*Records shown*:
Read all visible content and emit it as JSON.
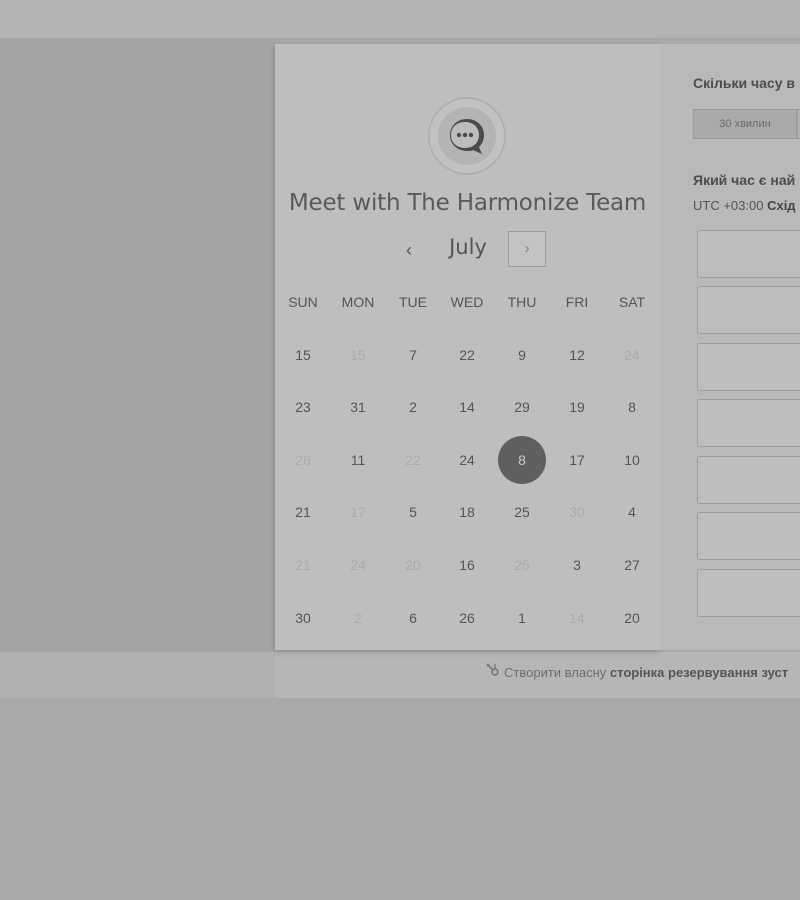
{
  "header": {
    "title": "Meet with The Harmonize Team",
    "month": "July",
    "prev_icon": "‹",
    "next_icon": "›"
  },
  "weekdays": [
    "SUN",
    "MON",
    "TUE",
    "WED",
    "THU",
    "FRI",
    "SAT"
  ],
  "calendar_rows": [
    [
      {
        "d": "15",
        "m": false
      },
      {
        "d": "15",
        "m": true
      },
      {
        "d": "7",
        "m": false
      },
      {
        "d": "22",
        "m": false
      },
      {
        "d": "9",
        "m": false
      },
      {
        "d": "12",
        "m": false
      },
      {
        "d": "24",
        "m": true
      }
    ],
    [
      {
        "d": "23",
        "m": false
      },
      {
        "d": "31",
        "m": false
      },
      {
        "d": "2",
        "m": false
      },
      {
        "d": "14",
        "m": false
      },
      {
        "d": "29",
        "m": false
      },
      {
        "d": "19",
        "m": false
      },
      {
        "d": "8",
        "m": false
      }
    ],
    [
      {
        "d": "26",
        "m": true
      },
      {
        "d": "11",
        "m": false
      },
      {
        "d": "22",
        "m": true
      },
      {
        "d": "24",
        "m": false
      },
      {
        "d": "8",
        "m": false,
        "sel": true
      },
      {
        "d": "17",
        "m": false
      },
      {
        "d": "10",
        "m": false
      }
    ],
    [
      {
        "d": "21",
        "m": false
      },
      {
        "d": "17",
        "m": true
      },
      {
        "d": "5",
        "m": false
      },
      {
        "d": "18",
        "m": false
      },
      {
        "d": "25",
        "m": false
      },
      {
        "d": "30",
        "m": true
      },
      {
        "d": "4",
        "m": false
      }
    ],
    [
      {
        "d": "21",
        "m": true
      },
      {
        "d": "24",
        "m": true
      },
      {
        "d": "20",
        "m": true
      },
      {
        "d": "16",
        "m": false
      },
      {
        "d": "25",
        "m": true
      },
      {
        "d": "3",
        "m": false
      },
      {
        "d": "27",
        "m": false
      }
    ],
    [
      {
        "d": "30",
        "m": false
      },
      {
        "d": "2",
        "m": true
      },
      {
        "d": "6",
        "m": false
      },
      {
        "d": "26",
        "m": false
      },
      {
        "d": "1",
        "m": false
      },
      {
        "d": "14",
        "m": true
      },
      {
        "d": "20",
        "m": false
      }
    ]
  ],
  "side": {
    "duration_question": "Скільки часу в",
    "duration_option": "30 хвилин",
    "time_question": "Який час є най",
    "tz_prefix": "UTC +03:00",
    "tz_name": "Схід"
  },
  "footer": {
    "prefix": "Створити власну",
    "bold": "сторінка резервування зуст"
  },
  "icons": {
    "avatar": "chat-bubble-icon",
    "footer": "sprocket-icon"
  }
}
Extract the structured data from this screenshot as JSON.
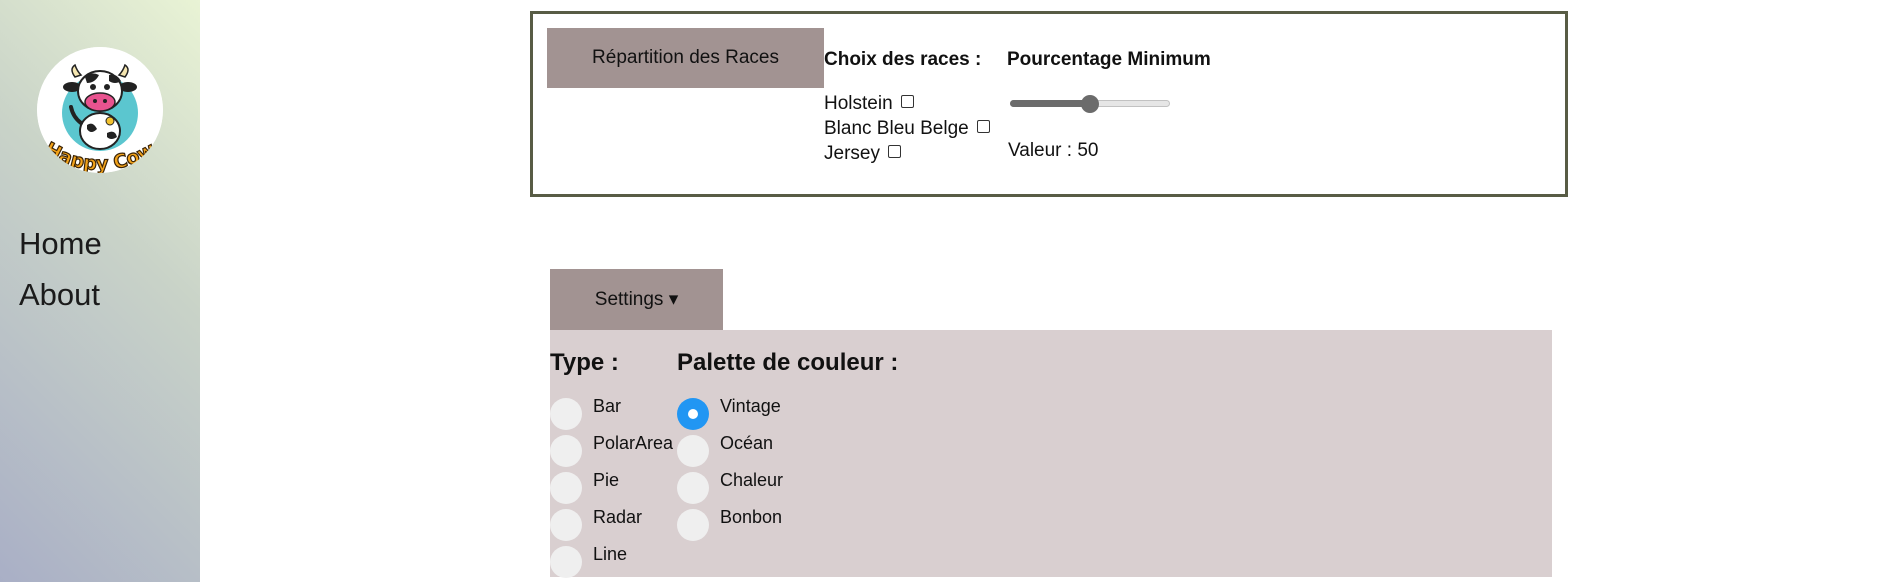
{
  "sidebar": {
    "logo_text": "Happy Cow",
    "nav": [
      {
        "label": "Home"
      },
      {
        "label": "About"
      }
    ]
  },
  "races": {
    "button_label": "Répartition des Races",
    "choice_heading": "Choix des races :",
    "breeds": [
      {
        "label": "Holstein",
        "checked": false
      },
      {
        "label": "Blanc Bleu Belge",
        "checked": false
      },
      {
        "label": "Jersey",
        "checked": false
      }
    ],
    "percentage_heading": "Pourcentage Minimum",
    "slider": {
      "value": 50,
      "min": 0,
      "max": 100
    },
    "value_text": "Valeur : 50"
  },
  "settings": {
    "button_label": "Settings ▾",
    "type_title": "Type :",
    "types": [
      {
        "label": "Bar",
        "checked": false
      },
      {
        "label": "PolarArea",
        "checked": false
      },
      {
        "label": "Pie",
        "checked": false
      },
      {
        "label": "Radar",
        "checked": false
      },
      {
        "label": "Line",
        "checked": false
      }
    ],
    "palette_title": "Palette de couleur :",
    "palettes": [
      {
        "label": "Vintage",
        "checked": true
      },
      {
        "label": "Océan",
        "checked": false
      },
      {
        "label": "Chaleur",
        "checked": false
      },
      {
        "label": "Bonbon",
        "checked": false
      }
    ]
  },
  "colors": {
    "accent": "#2196f3",
    "button_bg": "#a29392",
    "panel_bg": "#d9cfd0",
    "box_border": "#585c45"
  }
}
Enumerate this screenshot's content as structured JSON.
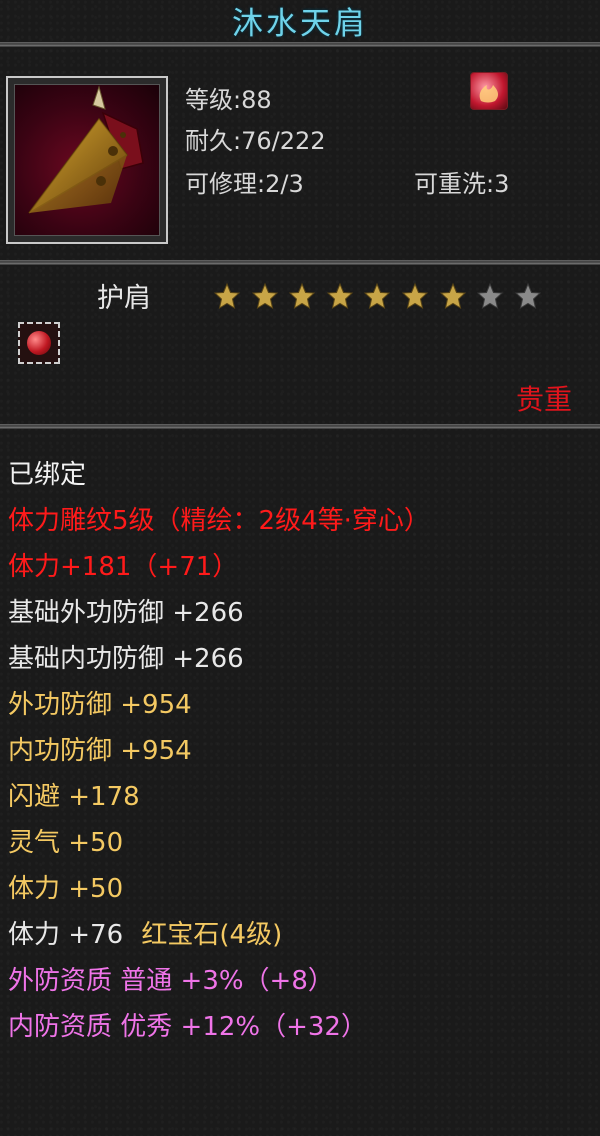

*Problem requirements*: Print all the records again exactly; do not include any picture.

*Final result*:
Read all visible content and emit it as JSON.
{
  "header": {
    "title": "Meet with The Harmonize Team",
    "month": "July",
    "prev_icon": "‹",
    "next_icon": "›"
  },
  "weekdays": [
    "SUN",
    "MON",
    "TUE",
    "WED",
    "THU",
    "FRI",
    "SAT"
  ],
  "calendar_rows": [
    [
      {
        "d": "15",
        "m": false
      },
      {
        "d": "15",
        "m": true
      },
      {
        "d": "7",
        "m": false
      },
      {
        "d": "22",
        "m": false
      },
      {
        "d": "9",
        "m": false
      },
      {
        "d": "12",
        "m": false
      },
      {
        "d": "24",
        "m": true
      }
    ],
    [
      {
        "d": "23",
        "m": false
      },
      {
        "d": "31",
        "m": false
      },
      {
        "d": "2",
        "m": false
      },
      {
        "d": "14",
        "m": false
      },
      {
        "d": "29",
        "m": false
      },
      {
        "d": "19",
        "m": false
      },
      {
        "d": "8",
        "m": false
      }
    ],
    [
      {
        "d": "26",
        "m": true
      },
      {
        "d": "11",
        "m": false
      },
      {
        "d": "22",
        "m": true
      },
      {
        "d": "24",
        "m": false
      },
      {
        "d": "8",
        "m": false,
        "sel": true
      },
      {
        "d": "17",
        "m": false
      },
      {
        "d": "10",
        "m": false
      }
    ],
    [
      {
        "d": "21",
        "m": false
      },
      {
        "d": "17",
        "m": true
      },
      {
        "d": "5",
        "m": false
      },
      {
        "d": "18",
        "m": false
      },
      {
        "d": "25",
        "m": false
      },
      {
        "d": "30",
        "m": true
      },
      {
        "d": "4",
        "m": false
      }
    ],
    [
      {
        "d": "21",
        "m": true
      },
      {
        "d": "24",
        "m": true
      },
      {
        "d": "20",
        "m": true
      },
      {
        "d": "16",
        "m": false
      },
      {
        "d": "25",
        "m": true
      },
      {
        "d": "3",
        "m": false
      },
      {
        "d": "27",
        "m": false
      }
    ],
    [
      {
        "d": "30",
        "m": false
      },
      {
        "d": "2",
        "m": true
      },
      {
        "d": "6",
        "m": false
      },
      {
        "d": "26",
        "m": false
      },
      {
        "d": "1",
        "m": false
      },
      {
        "d": "14",
        "m": true
      },
      {
        "d": "20",
        "m": false
      }
    ]
  ],
  "side": {
    "duration_question": "Скільки часу в",
    "duration_option": "30 хвилин",
    "time_question": "Який час є най",
    "tz_prefix": "UTC +03:00",
    "tz_name": "Схід"
  },
  "footer": {
    "prefix": "Створити власну",
    "bold": "сторінка резервування зуст"
  },
  "icons": {
    "avatar": "chat-bubble-icon",
    "footer": "sprocket-icon"
  }
}
Extract the structured data from this screenshot as JSON.
{
  "sidebar": {
    "logo_text": "Happy Cow",
    "nav": [
      {
        "label": "Home"
      },
      {
        "label": "About"
      }
    ]
  },
  "races": {
    "button_label": "Répartition des Races",
    "choice_heading": "Choix des races :",
    "breeds": [
      {
        "label": "Holstein",
        "checked": false
      },
      {
        "label": "Blanc Bleu Belge",
        "checked": false
      },
      {
        "label": "Jersey",
        "checked": false
      }
    ],
    "percentage_heading": "Pourcentage Minimum",
    "slider": {
      "value": 50,
      "min": 0,
      "max": 100
    },
    "value_text": "Valeur : 50"
  },
  "settings": {
    "button_label": "Settings ▾",
    "type_title": "Type :",
    "types": [
      {
        "label": "Bar",
        "checked": false
      },
      {
        "label": "PolarArea",
        "checked": false
      },
      {
        "label": "Pie",
        "checked": false
      },
      {
        "label": "Radar",
        "checked": false
      },
      {
        "label": "Line",
        "checked": false
      }
    ],
    "palette_title": "Palette de couleur :",
    "palettes": [
      {
        "label": "Vintage",
        "checked": true
      },
      {
        "label": "Océan",
        "checked": false
      },
      {
        "label": "Chaleur",
        "checked": false
      },
      {
        "label": "Bonbon",
        "checked": false
      }
    ]
  },
  "colors": {
    "accent": "#2196f3",
    "button_bg": "#a29392",
    "panel_bg": "#d9cfd0",
    "box_border": "#585c45"
  }
}
Enumerate this screenshot's content as structured JSON.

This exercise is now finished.